Extracted data entries
↓↓↓
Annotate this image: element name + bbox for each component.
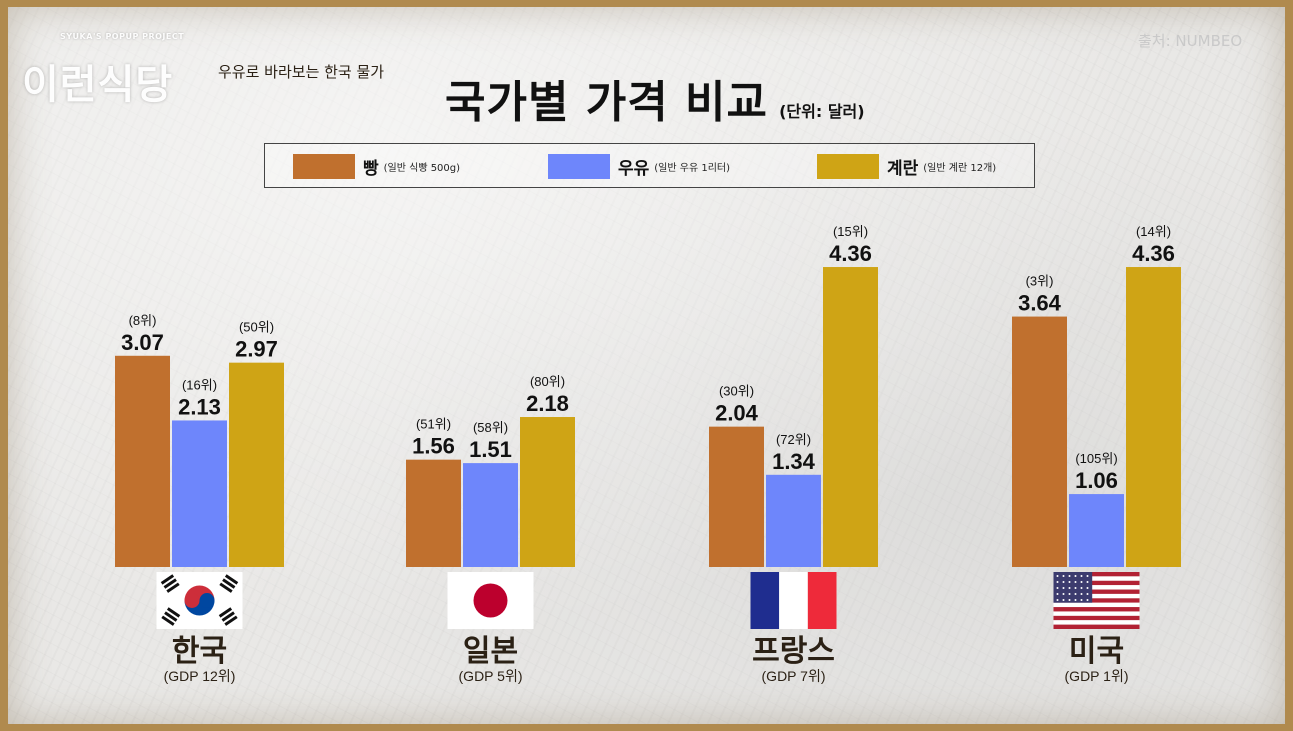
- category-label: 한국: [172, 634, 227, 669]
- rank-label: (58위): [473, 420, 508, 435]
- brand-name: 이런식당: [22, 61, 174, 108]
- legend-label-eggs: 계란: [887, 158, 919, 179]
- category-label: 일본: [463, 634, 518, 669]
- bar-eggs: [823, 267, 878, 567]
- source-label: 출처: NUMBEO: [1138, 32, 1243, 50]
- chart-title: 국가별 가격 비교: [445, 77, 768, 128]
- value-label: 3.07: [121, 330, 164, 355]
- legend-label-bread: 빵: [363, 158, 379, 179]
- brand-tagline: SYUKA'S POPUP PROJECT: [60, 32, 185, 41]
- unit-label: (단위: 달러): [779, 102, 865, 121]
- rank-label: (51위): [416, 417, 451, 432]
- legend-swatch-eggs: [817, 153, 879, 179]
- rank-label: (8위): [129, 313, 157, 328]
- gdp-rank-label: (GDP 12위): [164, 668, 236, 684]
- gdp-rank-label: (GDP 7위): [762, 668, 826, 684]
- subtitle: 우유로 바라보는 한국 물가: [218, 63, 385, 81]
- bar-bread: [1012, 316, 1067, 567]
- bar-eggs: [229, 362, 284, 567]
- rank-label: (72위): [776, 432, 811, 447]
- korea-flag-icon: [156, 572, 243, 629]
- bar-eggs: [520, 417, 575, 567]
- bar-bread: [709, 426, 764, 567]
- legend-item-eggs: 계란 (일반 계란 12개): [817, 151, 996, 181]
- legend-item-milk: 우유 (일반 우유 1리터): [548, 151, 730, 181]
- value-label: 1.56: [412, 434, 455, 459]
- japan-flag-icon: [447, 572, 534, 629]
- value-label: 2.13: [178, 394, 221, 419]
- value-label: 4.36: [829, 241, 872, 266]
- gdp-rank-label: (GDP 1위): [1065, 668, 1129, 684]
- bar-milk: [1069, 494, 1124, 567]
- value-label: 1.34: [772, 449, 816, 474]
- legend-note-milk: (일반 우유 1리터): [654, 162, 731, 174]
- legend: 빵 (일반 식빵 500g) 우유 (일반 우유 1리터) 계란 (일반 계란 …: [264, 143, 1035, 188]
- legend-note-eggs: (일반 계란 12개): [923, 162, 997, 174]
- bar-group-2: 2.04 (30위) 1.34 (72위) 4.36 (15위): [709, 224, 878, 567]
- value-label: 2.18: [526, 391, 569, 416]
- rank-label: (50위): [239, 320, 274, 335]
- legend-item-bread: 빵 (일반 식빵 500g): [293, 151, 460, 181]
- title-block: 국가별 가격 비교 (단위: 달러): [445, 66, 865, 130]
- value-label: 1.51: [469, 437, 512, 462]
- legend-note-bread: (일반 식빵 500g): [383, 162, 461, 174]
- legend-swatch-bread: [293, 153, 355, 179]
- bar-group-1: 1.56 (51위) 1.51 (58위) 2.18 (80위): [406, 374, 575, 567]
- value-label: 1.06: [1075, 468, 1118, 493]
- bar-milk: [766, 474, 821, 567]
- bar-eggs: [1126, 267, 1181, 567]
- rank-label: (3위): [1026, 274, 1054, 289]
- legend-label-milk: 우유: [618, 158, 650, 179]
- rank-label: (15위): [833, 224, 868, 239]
↑↑↑
GIVEN EXERCISE: Render every row above as a JSON array of strings, one string per line, skipping blank lines. Exclude the pictures from the output.

ANSWER FOR THIS EXERCISE:
[
  "Annotate this image: element name + bbox for each component.",
  "- category-label: 한국: [172, 634, 227, 669]",
  "- rank-label: (58위): [473, 420, 508, 435]",
  "- brand-name: 이런식당: [22, 61, 174, 108]",
  "- legend-label-eggs: 계란: [887, 158, 919, 179]",
  "- category-label: 일본: [463, 634, 518, 669]",
  "- bar-eggs: [823, 267, 878, 567]",
  "- source-label: 출처: NUMBEO: [1138, 32, 1243, 50]",
  "- chart-title: 국가별 가격 비교: [445, 77, 768, 128]",
  "- value-label: 3.07: [121, 330, 164, 355]",
  "- legend-label-bread: 빵: [363, 158, 379, 179]",
  "- brand-tagline: SYUKA'S POPUP PROJECT: [60, 32, 185, 41]",
  "- unit-label: (단위: 달러): [779, 102, 865, 121]",
  "- rank-label: (51위): [416, 417, 451, 432]",
  "- legend-swatch-eggs: [817, 153, 879, 179]",
  "- rank-label: (8위): [129, 313, 157, 328]",
  "- gdp-rank-label: (GDP 12위): [164, 668, 236, 684]",
  "- gdp-rank-label: (GDP 7위): [762, 668, 826, 684]",
  "- subtitle: 우유로 바라보는 한국 물가: [218, 63, 385, 81]",
  "- bar-bread: [1012, 316, 1067, 567]",
  "- bar-eggs: [229, 362, 284, 567]",
  "- rank-label: (72위): [776, 432, 811, 447]",
  "- korea-flag-icon: [156, 572, 243, 629]",
  "- bar-eggs: [520, 417, 575, 567]",
  "- bar-bread: [709, 426, 764, 567]",
  "- legend-item-eggs: 계란 (일반 계란 12개): [817, 151, 996, 181]",
  "- legend-item-milk: 우유 (일반 우유 1리터): [548, 151, 730, 181]",
  "- value-label: 1.56: [412, 434, 455, 459]",
  "- japan-flag-icon: [447, 572, 534, 629]",
  "- value-label: 2.13: [178, 394, 221, 419]",
  "- value-label: 4.36: [829, 241, 872, 266]",
  "- gdp-rank-label: (GDP 1위): [1065, 668, 1129, 684]",
  "- bar-milk: [1069, 494, 1124, 567]",
  "- value-label: 1.34: [772, 449, 816, 474]",
  "- legend-note-milk: (일반 우유 1리터): [654, 162, 731, 174]",
  "- legend: 빵 (일반 식빵 500g) 우유 (일반 우유 1리터) 계란 (일반 계란 …: [264, 143, 1035, 188]",
  "- legend-note-eggs: (일반 계란 12개): [923, 162, 997, 174]",
  "- bar-group-2: 2.04 (30위) 1.34 (72위) 4.36 (15위): [709, 224, 878, 567]",
  "- value-label: 2.18: [526, 391, 569, 416]",
  "- rank-label: (50위): [239, 320, 274, 335]",
  "- legend-item-bread: 빵 (일반 식빵 500g): [293, 151, 460, 181]",
  "- title-block: 국가별 가격 비교 (단위: 달러): [445, 66, 865, 130]",
  "- value-label: 1.51: [469, 437, 512, 462]",
  "- legend-note-bread: (일반 식빵 500g): [383, 162, 461, 174]",
  "- legend-swatch-bread: [293, 153, 355, 179]",
  "- bar-group-1: 1.56 (51위) 1.51 (58위) 2.18 (80위): [406, 374, 575, 567]",
  "- value-label: 1.06: [1075, 468, 1118, 493]",
  "- bar-milk: [766, 474, 821, 567]",
  "- bar-eggs: [1126, 267, 1181, 567]",
  "- rank-label: (3위): [1026, 274, 1054, 289]",
  "- legend-label-milk: 우유: [618, 158, 650, 179]",
  "- rank-label: (15위): [833, 224, 868, 239]"
]